**Goal of the exercise:**
Every line that contains the word "name" should be copied out.

**Supplied records:**
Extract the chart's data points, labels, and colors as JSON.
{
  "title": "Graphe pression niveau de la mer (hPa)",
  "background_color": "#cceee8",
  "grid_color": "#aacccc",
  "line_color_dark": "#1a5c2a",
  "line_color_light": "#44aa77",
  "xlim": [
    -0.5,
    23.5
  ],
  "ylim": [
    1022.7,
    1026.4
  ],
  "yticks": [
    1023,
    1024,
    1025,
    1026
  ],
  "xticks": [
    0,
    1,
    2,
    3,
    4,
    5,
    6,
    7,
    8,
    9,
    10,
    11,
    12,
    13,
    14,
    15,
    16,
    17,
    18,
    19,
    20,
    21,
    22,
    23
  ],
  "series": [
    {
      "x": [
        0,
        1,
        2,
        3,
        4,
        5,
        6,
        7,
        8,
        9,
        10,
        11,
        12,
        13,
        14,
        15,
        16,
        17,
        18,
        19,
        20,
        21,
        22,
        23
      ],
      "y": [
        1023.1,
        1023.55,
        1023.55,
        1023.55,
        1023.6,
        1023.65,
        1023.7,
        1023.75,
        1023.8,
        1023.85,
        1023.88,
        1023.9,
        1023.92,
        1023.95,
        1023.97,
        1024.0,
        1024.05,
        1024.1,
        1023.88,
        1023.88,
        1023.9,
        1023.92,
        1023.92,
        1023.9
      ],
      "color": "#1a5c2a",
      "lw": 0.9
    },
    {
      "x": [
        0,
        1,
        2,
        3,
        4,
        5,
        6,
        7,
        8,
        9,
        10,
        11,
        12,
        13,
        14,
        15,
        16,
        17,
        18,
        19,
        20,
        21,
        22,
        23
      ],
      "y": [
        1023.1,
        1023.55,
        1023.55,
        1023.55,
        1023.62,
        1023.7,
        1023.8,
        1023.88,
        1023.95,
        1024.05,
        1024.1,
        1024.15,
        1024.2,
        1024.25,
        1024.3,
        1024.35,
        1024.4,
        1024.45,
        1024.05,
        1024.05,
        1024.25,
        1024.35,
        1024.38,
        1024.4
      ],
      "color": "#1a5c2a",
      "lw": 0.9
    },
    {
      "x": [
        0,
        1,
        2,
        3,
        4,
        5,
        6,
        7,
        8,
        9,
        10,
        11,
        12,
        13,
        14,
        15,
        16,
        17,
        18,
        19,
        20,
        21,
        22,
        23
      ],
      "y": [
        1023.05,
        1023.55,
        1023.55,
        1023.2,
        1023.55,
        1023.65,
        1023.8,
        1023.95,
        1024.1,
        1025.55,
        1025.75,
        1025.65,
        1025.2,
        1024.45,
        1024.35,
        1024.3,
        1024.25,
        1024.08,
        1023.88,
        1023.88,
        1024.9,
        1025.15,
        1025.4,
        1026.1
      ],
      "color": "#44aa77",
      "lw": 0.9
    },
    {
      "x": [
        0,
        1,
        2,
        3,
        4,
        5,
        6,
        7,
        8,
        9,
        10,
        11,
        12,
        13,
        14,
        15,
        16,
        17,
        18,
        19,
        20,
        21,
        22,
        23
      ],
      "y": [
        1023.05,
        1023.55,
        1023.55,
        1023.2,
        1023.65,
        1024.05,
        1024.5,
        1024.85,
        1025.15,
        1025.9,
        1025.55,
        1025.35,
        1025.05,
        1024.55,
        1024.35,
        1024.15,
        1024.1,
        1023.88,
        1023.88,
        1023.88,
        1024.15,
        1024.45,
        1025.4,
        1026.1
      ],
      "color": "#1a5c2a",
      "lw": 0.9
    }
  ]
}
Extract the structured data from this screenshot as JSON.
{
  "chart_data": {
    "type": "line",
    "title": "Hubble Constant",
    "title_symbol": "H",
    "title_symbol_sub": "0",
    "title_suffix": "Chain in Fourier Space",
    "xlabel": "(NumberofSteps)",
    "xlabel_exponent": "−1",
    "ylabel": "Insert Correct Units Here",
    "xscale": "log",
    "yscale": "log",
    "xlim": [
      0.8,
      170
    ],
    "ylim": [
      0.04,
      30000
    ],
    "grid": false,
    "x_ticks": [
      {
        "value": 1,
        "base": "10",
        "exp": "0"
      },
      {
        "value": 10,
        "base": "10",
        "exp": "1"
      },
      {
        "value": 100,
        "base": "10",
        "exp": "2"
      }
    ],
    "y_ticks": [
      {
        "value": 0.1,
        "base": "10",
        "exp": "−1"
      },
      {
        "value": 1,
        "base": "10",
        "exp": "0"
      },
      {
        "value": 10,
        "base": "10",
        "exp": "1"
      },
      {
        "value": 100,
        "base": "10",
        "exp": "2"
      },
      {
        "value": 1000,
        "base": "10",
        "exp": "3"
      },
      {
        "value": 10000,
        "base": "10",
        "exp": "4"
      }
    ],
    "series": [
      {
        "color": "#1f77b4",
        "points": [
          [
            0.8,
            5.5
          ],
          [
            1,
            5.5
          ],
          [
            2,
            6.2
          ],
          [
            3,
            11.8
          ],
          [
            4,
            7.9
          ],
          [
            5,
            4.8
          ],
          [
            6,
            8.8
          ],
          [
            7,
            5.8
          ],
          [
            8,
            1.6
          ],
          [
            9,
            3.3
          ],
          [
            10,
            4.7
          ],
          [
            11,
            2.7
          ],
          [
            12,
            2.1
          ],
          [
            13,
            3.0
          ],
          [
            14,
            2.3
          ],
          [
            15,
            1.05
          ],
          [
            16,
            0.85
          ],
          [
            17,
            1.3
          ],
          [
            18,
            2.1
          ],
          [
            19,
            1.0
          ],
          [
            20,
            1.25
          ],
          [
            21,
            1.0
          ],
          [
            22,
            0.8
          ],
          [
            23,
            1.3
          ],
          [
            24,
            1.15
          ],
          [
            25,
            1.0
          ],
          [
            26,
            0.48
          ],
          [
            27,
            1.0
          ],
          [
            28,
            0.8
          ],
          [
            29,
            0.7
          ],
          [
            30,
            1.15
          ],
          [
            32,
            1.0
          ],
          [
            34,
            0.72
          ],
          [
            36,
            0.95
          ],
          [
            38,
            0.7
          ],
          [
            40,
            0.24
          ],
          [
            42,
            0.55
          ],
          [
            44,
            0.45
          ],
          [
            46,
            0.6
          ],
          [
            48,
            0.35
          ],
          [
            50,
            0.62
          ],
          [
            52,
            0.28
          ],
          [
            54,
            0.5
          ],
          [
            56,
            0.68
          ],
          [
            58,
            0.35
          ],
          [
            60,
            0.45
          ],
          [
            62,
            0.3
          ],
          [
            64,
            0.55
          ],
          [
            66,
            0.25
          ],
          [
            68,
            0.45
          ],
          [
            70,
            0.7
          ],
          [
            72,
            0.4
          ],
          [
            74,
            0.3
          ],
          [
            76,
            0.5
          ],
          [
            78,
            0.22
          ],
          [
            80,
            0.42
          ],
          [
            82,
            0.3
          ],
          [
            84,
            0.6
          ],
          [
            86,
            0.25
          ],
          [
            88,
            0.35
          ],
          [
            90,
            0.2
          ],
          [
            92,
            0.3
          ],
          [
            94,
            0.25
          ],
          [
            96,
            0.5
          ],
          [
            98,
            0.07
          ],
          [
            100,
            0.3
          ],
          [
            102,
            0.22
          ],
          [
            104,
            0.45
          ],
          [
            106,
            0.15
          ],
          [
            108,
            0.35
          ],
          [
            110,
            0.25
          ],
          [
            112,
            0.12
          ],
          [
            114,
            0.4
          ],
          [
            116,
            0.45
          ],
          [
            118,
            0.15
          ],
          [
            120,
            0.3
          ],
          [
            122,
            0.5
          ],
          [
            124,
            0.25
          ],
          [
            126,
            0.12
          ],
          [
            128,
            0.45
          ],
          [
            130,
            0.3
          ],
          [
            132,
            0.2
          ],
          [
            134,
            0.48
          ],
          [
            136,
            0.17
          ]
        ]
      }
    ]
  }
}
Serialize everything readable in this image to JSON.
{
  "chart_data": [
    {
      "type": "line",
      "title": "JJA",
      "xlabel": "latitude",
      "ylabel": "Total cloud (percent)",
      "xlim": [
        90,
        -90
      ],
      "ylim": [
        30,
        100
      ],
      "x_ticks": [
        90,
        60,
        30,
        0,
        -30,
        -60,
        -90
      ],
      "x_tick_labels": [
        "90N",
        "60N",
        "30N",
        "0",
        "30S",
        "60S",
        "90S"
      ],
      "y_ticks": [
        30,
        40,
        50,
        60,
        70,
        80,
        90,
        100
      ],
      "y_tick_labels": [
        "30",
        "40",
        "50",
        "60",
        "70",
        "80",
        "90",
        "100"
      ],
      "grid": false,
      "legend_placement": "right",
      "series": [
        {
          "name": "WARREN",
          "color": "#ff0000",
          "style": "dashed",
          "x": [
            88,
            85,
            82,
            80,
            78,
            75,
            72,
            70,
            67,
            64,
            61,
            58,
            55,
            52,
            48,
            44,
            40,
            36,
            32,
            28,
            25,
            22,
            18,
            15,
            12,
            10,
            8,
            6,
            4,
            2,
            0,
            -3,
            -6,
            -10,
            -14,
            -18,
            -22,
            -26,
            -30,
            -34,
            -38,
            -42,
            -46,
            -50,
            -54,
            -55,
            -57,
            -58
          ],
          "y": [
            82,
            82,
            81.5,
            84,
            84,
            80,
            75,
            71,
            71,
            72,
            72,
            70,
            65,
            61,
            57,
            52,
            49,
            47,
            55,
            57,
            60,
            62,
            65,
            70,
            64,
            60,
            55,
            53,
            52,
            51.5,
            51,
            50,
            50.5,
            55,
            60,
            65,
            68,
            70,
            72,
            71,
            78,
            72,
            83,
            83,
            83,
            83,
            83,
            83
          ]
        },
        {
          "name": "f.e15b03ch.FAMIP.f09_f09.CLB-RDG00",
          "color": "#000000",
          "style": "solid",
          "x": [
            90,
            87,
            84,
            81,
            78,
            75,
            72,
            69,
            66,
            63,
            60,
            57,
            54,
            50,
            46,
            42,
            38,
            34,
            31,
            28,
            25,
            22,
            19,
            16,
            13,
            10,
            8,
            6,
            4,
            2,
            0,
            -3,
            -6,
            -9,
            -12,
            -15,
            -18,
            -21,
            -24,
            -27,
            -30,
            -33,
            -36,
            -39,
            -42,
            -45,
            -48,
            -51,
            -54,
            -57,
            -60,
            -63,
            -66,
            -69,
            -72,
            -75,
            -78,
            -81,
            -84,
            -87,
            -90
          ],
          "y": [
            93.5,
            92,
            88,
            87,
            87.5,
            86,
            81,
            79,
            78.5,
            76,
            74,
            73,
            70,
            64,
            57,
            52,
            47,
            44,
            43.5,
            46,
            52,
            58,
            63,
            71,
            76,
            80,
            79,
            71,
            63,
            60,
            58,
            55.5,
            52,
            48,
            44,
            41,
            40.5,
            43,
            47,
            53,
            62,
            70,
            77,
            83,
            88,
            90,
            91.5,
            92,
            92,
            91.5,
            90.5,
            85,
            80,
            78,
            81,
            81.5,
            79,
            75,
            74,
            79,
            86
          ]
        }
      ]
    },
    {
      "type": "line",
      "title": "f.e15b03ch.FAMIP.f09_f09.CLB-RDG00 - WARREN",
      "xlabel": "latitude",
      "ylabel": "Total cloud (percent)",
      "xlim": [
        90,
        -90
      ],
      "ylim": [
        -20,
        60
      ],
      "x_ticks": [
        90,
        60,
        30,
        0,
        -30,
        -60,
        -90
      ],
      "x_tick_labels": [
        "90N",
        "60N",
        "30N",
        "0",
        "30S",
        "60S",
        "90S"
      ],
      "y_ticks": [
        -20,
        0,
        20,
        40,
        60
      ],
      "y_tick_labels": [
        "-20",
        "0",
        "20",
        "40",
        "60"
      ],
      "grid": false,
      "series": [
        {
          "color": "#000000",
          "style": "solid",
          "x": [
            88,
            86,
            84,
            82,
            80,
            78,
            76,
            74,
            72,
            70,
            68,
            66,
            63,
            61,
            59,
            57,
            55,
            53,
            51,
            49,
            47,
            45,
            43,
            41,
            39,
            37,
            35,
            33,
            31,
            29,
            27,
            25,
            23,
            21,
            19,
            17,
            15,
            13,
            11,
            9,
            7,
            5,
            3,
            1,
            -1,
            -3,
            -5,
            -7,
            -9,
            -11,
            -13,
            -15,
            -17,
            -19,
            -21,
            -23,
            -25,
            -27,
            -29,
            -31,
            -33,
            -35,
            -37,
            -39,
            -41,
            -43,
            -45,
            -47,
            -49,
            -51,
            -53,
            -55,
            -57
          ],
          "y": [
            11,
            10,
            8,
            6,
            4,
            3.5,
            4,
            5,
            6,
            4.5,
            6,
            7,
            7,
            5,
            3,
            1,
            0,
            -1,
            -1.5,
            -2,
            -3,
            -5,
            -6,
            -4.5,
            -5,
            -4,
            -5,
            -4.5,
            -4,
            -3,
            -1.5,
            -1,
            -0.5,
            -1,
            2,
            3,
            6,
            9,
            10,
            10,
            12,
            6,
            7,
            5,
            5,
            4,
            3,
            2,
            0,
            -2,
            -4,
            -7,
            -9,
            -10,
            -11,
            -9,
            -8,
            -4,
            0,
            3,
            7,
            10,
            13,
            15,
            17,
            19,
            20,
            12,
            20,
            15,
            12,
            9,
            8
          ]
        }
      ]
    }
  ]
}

**Solution below:**
          "name": "WARREN",
          "name": "f.e15b03ch.FAMIP.f09_f09.CLB-RDG00",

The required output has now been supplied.